Task instructions: Keep every line where the word "arcmin" appears; drop the rest.

Available records:

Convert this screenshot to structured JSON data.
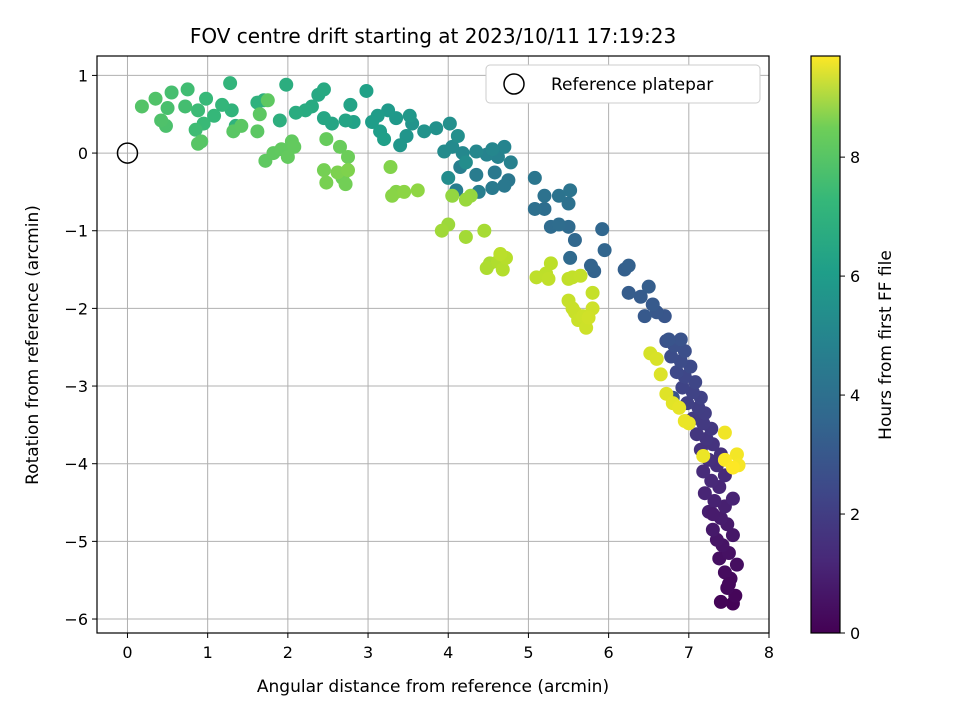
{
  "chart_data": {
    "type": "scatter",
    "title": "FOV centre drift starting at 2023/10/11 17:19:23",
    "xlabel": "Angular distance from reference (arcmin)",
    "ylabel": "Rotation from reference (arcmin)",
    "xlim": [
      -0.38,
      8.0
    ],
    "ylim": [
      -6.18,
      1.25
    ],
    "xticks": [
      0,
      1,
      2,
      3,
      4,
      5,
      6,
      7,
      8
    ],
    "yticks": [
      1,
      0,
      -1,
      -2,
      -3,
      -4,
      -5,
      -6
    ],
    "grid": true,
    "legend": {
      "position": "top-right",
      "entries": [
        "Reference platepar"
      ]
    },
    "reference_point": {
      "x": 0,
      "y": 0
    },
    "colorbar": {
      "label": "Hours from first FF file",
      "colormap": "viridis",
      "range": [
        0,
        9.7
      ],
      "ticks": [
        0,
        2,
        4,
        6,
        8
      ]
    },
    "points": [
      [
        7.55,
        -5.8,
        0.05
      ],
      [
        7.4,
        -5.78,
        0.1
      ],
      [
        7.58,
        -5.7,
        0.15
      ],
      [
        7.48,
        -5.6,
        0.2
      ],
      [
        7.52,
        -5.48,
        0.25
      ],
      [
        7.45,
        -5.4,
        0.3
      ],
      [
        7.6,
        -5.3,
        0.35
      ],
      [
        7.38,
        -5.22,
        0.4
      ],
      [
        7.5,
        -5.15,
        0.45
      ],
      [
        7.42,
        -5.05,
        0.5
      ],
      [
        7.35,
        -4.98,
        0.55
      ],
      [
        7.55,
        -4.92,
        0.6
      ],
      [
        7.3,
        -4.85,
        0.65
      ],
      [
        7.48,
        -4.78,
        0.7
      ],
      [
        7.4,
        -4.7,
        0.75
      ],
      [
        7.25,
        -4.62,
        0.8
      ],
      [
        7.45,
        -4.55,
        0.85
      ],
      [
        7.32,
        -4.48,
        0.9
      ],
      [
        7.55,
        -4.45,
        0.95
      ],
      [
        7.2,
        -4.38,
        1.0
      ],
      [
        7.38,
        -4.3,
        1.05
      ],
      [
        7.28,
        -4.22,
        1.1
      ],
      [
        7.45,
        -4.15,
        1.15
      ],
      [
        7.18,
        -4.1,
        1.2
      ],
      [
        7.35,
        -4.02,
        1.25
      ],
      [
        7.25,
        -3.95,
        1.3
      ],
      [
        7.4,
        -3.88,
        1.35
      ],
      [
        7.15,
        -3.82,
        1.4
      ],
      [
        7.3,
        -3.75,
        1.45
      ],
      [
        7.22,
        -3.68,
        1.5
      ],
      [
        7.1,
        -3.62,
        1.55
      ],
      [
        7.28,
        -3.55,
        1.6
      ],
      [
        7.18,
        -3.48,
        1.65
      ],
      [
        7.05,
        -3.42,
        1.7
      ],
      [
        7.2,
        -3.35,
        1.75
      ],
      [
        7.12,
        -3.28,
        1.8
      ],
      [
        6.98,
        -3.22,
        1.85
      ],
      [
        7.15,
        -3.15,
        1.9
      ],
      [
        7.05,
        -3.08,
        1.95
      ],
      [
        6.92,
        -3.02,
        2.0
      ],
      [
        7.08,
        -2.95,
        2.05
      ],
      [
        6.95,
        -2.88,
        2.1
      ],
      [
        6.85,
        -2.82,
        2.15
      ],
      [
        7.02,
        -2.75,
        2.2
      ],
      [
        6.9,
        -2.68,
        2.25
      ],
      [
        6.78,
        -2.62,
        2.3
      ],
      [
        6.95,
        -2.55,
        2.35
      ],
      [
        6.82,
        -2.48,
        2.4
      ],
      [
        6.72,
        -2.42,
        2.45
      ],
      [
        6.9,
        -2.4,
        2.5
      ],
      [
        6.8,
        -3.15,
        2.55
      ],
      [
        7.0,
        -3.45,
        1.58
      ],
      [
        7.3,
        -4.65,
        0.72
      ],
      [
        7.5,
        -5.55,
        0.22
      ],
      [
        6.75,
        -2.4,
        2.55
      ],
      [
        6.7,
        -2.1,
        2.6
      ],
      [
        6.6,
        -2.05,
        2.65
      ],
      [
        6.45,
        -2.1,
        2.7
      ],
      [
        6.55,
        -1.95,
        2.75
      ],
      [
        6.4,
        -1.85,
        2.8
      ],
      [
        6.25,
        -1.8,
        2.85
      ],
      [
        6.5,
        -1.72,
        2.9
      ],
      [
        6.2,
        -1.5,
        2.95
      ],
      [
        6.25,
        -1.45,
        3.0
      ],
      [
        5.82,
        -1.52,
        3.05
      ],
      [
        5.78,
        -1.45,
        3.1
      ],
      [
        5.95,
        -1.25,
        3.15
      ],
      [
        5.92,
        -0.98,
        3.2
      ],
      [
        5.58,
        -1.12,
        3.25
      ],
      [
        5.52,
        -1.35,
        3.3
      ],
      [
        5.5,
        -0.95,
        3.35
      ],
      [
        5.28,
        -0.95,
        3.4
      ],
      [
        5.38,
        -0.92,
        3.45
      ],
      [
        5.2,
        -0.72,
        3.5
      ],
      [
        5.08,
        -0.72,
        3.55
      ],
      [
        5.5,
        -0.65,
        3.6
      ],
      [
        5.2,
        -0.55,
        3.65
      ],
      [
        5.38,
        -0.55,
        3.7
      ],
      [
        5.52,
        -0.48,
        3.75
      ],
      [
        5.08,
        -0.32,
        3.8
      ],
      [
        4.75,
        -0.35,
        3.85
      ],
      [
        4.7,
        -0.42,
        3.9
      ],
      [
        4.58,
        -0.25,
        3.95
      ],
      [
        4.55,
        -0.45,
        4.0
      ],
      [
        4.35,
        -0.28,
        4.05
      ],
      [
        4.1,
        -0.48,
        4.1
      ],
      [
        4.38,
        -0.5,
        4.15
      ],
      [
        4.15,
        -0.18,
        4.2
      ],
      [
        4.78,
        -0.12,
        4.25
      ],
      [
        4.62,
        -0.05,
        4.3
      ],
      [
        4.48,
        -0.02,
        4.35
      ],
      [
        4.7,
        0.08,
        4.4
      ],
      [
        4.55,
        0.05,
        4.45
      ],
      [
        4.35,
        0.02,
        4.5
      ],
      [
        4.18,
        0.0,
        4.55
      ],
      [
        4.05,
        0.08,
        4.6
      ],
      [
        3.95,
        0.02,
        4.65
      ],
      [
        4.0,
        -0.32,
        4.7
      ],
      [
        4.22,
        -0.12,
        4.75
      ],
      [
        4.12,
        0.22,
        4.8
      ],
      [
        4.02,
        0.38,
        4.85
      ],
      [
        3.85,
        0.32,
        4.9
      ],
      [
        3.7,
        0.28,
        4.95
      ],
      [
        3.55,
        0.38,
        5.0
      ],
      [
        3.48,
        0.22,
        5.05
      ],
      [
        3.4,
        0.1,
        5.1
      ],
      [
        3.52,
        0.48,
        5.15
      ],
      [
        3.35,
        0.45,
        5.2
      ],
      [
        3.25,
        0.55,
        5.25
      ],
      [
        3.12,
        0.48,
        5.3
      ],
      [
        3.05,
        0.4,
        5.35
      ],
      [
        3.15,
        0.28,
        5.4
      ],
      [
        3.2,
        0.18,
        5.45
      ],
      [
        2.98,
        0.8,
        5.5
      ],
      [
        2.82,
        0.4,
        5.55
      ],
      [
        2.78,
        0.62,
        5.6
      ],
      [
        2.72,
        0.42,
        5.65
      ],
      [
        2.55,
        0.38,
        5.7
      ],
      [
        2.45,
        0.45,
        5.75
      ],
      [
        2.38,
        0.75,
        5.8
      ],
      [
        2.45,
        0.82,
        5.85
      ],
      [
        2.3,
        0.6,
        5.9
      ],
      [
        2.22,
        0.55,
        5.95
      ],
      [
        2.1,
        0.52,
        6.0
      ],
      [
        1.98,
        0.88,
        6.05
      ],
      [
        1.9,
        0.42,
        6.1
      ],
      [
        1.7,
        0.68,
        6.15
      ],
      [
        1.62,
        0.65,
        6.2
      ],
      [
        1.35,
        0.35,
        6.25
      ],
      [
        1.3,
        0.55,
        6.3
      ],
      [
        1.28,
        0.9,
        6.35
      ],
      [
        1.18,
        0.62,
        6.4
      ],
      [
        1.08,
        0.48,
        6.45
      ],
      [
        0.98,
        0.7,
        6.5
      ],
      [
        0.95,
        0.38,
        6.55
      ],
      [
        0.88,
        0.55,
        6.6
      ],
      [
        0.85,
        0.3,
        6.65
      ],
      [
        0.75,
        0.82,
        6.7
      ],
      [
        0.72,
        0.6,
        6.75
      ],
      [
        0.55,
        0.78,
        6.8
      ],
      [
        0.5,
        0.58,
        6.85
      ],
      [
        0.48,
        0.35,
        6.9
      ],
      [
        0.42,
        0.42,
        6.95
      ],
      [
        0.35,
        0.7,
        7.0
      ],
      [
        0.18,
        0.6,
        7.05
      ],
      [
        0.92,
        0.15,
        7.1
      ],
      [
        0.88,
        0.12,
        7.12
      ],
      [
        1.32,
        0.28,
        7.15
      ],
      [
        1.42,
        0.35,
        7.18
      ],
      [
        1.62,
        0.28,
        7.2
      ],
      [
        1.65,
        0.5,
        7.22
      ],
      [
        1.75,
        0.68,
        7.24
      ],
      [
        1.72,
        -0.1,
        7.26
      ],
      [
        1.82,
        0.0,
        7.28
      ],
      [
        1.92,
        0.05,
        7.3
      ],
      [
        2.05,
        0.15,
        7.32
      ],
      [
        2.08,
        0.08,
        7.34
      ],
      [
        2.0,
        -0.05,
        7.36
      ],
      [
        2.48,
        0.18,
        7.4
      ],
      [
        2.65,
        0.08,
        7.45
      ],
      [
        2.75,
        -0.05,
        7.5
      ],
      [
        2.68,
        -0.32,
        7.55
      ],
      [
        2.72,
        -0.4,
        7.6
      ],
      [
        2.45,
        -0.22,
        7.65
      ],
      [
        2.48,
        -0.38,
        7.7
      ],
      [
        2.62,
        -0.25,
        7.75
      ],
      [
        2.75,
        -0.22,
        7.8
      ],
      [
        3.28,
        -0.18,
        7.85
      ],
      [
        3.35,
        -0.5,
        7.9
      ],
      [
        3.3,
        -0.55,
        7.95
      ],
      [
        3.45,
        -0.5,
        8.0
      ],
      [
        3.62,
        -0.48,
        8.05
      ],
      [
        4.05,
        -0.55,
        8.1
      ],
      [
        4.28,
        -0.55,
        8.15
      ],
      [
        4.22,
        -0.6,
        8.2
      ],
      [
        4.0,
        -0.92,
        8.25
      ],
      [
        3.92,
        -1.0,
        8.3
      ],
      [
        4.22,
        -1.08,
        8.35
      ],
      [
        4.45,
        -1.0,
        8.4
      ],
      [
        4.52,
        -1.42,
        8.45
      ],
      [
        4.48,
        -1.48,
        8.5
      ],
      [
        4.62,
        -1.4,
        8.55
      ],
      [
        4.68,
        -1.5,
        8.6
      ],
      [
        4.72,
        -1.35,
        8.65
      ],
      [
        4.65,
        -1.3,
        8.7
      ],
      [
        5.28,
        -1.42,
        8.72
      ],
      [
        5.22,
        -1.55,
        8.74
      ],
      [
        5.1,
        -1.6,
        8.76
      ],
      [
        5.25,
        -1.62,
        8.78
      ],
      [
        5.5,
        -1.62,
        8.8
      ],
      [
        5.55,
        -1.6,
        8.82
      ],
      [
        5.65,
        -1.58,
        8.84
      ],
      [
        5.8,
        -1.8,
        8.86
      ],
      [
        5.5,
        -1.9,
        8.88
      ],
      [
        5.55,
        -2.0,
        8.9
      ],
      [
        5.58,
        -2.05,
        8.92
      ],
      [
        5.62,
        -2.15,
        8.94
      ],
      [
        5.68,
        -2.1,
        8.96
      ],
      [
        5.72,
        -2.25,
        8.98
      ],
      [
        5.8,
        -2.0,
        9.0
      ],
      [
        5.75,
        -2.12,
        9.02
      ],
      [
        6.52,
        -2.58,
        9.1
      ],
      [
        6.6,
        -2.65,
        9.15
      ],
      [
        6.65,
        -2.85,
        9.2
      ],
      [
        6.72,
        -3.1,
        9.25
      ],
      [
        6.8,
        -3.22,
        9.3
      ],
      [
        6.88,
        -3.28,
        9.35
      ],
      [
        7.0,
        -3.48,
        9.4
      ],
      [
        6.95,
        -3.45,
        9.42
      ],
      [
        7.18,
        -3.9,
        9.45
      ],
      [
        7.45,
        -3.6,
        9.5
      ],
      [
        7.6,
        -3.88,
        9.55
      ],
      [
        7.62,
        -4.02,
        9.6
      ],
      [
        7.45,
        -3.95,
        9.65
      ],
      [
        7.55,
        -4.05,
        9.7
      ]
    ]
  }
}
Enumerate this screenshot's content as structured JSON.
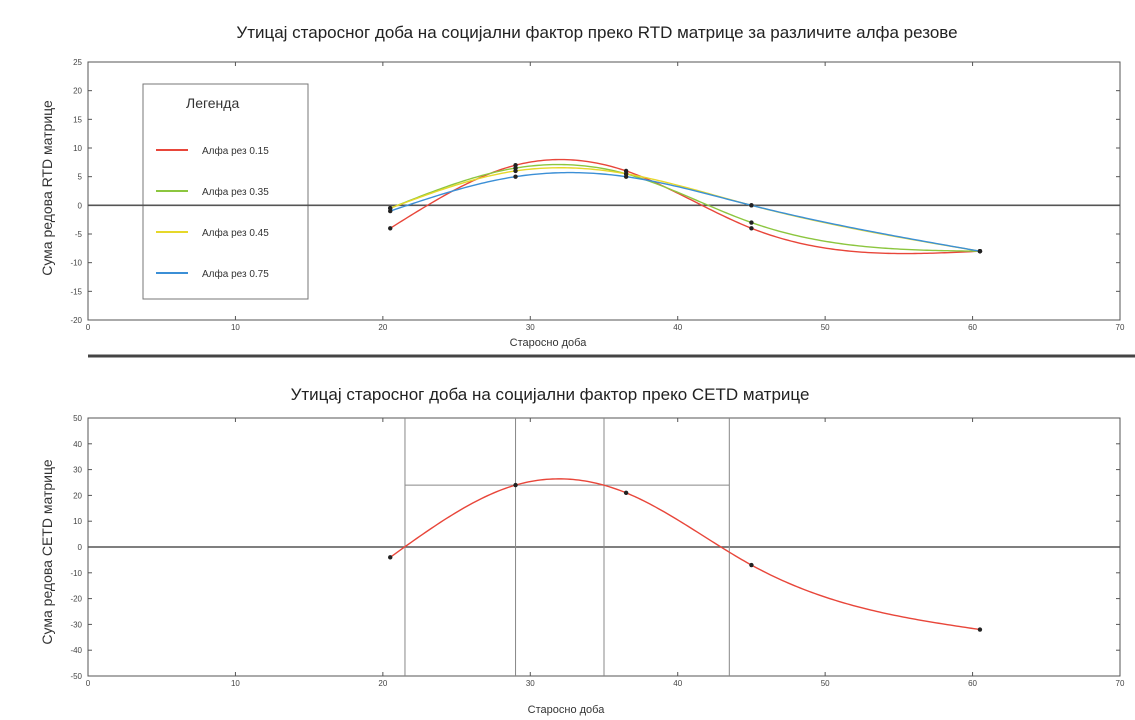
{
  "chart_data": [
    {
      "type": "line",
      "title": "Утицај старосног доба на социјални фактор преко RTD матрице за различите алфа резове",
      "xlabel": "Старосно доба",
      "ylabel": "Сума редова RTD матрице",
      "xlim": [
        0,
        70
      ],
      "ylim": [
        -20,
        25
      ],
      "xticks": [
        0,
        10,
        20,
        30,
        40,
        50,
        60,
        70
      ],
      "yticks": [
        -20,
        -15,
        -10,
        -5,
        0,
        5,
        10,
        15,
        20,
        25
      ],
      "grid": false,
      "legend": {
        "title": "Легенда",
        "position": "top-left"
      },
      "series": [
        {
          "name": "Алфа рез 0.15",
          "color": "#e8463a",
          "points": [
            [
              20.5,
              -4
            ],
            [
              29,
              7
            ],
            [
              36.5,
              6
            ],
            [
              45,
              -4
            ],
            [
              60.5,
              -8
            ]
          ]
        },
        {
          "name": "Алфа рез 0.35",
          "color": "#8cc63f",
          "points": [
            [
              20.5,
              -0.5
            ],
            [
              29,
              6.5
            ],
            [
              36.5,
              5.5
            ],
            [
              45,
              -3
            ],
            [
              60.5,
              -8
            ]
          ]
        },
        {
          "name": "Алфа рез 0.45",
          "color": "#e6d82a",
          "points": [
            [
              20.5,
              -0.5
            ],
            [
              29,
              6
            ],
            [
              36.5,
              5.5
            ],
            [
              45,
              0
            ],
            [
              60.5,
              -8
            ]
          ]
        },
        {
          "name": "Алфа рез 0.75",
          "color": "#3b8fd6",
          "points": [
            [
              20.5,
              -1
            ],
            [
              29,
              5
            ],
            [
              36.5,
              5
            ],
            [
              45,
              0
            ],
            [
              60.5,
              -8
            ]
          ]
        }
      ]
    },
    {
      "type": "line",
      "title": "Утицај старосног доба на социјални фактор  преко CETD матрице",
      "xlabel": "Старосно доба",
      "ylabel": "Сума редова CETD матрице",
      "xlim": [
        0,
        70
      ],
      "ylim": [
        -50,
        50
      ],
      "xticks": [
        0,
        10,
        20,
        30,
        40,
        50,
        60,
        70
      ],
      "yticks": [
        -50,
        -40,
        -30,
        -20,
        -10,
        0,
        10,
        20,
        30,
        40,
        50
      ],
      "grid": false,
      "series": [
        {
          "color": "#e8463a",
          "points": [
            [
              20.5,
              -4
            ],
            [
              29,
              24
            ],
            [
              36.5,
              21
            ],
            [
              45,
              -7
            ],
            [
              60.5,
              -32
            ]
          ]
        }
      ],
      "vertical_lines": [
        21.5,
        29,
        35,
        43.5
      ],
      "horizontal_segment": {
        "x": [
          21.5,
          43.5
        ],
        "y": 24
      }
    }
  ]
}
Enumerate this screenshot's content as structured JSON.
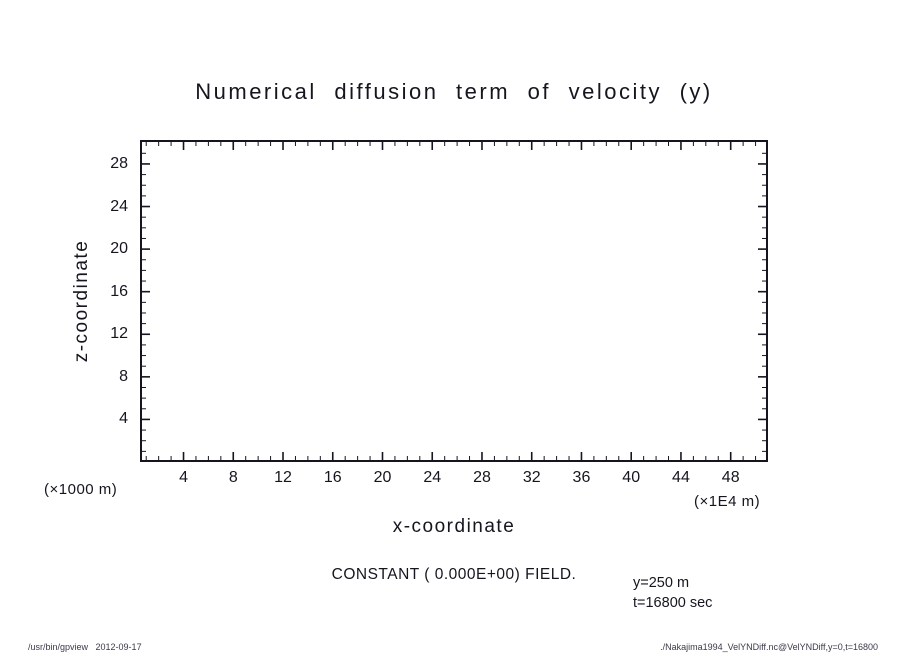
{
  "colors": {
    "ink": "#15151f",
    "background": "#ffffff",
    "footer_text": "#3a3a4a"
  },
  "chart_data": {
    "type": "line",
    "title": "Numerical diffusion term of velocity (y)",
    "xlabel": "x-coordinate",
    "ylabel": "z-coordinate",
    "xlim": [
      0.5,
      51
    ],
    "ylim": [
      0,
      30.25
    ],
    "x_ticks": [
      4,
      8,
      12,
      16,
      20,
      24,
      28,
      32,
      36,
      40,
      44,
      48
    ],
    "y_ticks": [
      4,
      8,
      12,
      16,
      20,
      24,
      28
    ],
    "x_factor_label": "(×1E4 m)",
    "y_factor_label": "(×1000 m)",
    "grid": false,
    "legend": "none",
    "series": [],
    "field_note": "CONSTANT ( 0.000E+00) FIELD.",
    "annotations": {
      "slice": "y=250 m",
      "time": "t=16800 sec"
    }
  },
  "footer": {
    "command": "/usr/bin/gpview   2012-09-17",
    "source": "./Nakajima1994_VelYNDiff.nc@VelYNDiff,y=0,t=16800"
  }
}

Response to the exercise:
    "xlabel": "Angular distance from reference (arcmin)",
    "ylabel": "Rotation from reference (arcmin)",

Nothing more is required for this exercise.